→ Task prompt: Return each line containing the string "Click".

[Records]

============================================================

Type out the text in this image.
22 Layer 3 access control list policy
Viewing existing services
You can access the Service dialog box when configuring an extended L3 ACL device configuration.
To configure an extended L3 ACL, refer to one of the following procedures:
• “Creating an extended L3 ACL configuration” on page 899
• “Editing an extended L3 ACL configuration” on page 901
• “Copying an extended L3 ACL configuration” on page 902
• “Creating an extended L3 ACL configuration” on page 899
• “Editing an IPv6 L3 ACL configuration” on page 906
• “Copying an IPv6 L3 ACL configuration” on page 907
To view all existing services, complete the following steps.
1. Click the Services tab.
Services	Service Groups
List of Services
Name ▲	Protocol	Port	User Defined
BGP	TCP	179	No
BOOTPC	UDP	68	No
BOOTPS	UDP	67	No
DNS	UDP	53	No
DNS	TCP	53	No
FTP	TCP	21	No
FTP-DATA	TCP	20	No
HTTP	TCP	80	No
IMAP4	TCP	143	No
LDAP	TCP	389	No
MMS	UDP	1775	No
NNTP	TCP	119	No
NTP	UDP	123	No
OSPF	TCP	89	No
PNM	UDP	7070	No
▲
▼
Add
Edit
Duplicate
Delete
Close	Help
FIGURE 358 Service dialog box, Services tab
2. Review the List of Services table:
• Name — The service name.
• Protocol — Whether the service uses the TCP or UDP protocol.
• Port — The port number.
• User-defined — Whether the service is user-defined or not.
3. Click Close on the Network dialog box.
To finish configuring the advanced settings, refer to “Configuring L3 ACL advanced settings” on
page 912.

============================================================

→ Response:
1. Click the Services tab.
3. Click Close on the Network dialog box.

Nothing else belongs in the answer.